» **PROBLEM**
Locate each line holding the string "Evolution" and copy it.

-------- MATERIAL PROVIDED

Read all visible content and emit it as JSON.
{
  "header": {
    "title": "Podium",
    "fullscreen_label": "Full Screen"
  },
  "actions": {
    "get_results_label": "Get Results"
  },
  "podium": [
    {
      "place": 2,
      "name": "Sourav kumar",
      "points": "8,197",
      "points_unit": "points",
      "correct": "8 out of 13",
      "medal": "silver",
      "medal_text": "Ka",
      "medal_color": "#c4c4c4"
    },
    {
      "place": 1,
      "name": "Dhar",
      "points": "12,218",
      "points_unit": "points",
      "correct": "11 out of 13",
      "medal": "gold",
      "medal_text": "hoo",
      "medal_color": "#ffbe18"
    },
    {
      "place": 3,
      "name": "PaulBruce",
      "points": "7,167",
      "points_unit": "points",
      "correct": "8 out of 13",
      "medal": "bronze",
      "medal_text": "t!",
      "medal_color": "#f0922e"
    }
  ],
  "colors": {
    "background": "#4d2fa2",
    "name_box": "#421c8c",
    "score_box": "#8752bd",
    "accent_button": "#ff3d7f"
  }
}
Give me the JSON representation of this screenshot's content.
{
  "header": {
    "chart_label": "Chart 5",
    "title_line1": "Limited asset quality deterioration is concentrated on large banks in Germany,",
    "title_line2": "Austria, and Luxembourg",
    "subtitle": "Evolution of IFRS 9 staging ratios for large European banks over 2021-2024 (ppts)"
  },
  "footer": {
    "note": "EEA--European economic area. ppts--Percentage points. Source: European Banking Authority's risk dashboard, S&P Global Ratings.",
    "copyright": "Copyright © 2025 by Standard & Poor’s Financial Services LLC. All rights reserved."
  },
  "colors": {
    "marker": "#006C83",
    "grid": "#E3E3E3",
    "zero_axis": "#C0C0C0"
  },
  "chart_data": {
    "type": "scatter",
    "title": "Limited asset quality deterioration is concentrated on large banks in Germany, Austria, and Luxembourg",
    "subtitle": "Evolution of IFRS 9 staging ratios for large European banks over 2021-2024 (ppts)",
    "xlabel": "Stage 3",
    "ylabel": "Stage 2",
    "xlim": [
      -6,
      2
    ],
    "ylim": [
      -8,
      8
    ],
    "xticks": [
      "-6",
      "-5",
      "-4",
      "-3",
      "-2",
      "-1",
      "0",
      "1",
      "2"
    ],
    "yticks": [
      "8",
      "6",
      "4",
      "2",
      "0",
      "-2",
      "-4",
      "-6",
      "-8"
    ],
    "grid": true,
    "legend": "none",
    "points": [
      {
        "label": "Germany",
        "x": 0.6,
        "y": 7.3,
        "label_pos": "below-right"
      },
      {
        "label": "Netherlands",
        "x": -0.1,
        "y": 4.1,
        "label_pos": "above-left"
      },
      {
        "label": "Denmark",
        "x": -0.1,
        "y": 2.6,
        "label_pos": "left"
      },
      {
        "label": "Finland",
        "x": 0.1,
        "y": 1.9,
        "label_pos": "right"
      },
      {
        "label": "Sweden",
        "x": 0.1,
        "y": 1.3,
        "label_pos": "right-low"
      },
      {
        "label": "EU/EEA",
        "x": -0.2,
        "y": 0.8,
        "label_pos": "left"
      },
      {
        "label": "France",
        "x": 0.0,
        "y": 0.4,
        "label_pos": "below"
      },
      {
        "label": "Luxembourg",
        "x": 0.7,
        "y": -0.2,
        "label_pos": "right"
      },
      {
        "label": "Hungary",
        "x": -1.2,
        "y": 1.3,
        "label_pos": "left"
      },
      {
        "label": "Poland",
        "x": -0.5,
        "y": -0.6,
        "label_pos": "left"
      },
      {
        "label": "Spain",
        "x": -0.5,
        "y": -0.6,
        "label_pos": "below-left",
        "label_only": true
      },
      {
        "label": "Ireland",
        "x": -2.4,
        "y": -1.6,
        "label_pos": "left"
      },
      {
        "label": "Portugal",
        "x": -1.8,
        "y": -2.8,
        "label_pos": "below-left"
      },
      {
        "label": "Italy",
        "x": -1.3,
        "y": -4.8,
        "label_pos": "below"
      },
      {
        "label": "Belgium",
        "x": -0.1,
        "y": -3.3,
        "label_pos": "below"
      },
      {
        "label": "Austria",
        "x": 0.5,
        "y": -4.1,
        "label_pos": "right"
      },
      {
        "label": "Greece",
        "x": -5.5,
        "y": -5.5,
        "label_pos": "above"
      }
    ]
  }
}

----------------

» **THE COMPLETED TASK**
    "subtitle": "Evolution of IFRS 9 staging ratios for large European banks over 2021-2024 (ppts)"
    "subtitle": "Evolution of IFRS 9 staging ratios for large European banks over 2021-2024 (ppts)",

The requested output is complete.